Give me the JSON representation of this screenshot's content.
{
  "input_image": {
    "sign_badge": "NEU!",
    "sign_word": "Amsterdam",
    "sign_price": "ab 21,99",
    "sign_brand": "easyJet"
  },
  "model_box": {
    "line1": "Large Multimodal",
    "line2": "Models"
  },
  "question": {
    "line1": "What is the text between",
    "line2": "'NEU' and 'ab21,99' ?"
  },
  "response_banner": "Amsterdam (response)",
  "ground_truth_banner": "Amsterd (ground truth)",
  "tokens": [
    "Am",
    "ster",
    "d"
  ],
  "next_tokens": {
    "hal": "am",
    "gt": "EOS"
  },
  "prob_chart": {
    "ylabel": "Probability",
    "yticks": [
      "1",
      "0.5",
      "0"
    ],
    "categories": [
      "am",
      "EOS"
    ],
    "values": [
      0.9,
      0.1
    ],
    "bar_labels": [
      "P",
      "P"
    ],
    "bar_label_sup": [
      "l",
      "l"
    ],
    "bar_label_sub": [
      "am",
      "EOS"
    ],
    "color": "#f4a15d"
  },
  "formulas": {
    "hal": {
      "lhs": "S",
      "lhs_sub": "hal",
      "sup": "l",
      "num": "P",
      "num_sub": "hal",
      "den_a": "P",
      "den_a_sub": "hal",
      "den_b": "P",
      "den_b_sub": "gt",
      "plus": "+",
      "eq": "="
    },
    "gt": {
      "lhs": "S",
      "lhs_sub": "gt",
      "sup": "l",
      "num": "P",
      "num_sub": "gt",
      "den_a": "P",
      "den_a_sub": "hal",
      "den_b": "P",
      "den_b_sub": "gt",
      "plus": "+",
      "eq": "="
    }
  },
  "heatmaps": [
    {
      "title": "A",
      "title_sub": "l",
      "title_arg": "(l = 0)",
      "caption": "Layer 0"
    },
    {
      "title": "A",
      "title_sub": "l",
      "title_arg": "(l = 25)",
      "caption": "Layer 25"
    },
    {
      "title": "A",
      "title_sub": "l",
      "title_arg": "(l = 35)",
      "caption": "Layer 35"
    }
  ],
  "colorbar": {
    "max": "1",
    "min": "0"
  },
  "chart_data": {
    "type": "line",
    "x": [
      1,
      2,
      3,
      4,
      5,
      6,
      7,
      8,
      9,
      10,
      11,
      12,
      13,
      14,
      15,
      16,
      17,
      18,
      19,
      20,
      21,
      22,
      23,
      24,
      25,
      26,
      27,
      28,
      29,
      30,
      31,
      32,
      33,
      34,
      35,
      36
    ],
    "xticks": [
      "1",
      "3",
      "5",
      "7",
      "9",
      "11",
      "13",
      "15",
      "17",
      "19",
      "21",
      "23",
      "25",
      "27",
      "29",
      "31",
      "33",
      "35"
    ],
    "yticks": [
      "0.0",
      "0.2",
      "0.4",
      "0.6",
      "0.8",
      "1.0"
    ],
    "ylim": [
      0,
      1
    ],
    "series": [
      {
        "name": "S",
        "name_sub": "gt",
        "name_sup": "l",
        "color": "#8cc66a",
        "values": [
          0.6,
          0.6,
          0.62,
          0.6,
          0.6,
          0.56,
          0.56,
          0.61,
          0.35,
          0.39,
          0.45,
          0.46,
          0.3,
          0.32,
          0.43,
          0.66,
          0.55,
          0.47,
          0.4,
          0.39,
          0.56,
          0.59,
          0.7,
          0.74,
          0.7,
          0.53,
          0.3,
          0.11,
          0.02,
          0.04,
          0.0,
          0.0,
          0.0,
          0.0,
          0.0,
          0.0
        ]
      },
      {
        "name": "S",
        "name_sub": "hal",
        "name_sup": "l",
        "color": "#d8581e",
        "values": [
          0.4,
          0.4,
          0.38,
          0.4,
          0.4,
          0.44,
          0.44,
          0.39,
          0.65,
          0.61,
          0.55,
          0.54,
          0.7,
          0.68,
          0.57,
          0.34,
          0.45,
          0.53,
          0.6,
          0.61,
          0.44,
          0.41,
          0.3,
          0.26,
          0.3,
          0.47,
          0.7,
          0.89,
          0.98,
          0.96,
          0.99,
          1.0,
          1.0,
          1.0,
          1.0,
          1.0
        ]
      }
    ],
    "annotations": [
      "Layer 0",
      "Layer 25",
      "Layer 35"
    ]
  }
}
——
Work required:
Tally the lines holding the string "Amsterdam" and give only the count.

Response:
2